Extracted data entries
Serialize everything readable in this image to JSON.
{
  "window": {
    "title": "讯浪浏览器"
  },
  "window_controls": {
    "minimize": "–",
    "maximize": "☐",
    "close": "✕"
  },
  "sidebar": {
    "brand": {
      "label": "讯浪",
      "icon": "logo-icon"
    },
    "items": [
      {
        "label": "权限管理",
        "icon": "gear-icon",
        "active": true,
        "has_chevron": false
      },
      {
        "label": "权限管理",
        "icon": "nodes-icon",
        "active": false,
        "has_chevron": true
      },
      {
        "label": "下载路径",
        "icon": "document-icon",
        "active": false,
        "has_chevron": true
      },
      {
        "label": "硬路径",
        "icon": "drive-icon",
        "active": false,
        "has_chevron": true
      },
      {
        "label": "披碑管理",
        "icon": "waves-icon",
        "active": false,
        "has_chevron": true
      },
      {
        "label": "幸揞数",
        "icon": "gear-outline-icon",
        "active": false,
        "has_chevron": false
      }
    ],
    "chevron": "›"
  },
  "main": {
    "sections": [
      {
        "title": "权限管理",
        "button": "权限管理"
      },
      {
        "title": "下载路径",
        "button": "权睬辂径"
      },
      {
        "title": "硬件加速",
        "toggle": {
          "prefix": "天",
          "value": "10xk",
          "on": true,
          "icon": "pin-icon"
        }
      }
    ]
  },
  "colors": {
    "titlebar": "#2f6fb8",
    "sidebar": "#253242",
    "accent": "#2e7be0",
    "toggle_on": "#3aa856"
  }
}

■ Aim of the task: Lines holding the word "label" in the entries above are the ones to pull out. Copy them all.

■ Result for this task:
      "label": "讯浪",
        "label": "权限管理",
        "label": "权限管理",
        "label": "下载路径",
        "label": "硬路径",
        "label": "披碑管理",
        "label": "幸揞数",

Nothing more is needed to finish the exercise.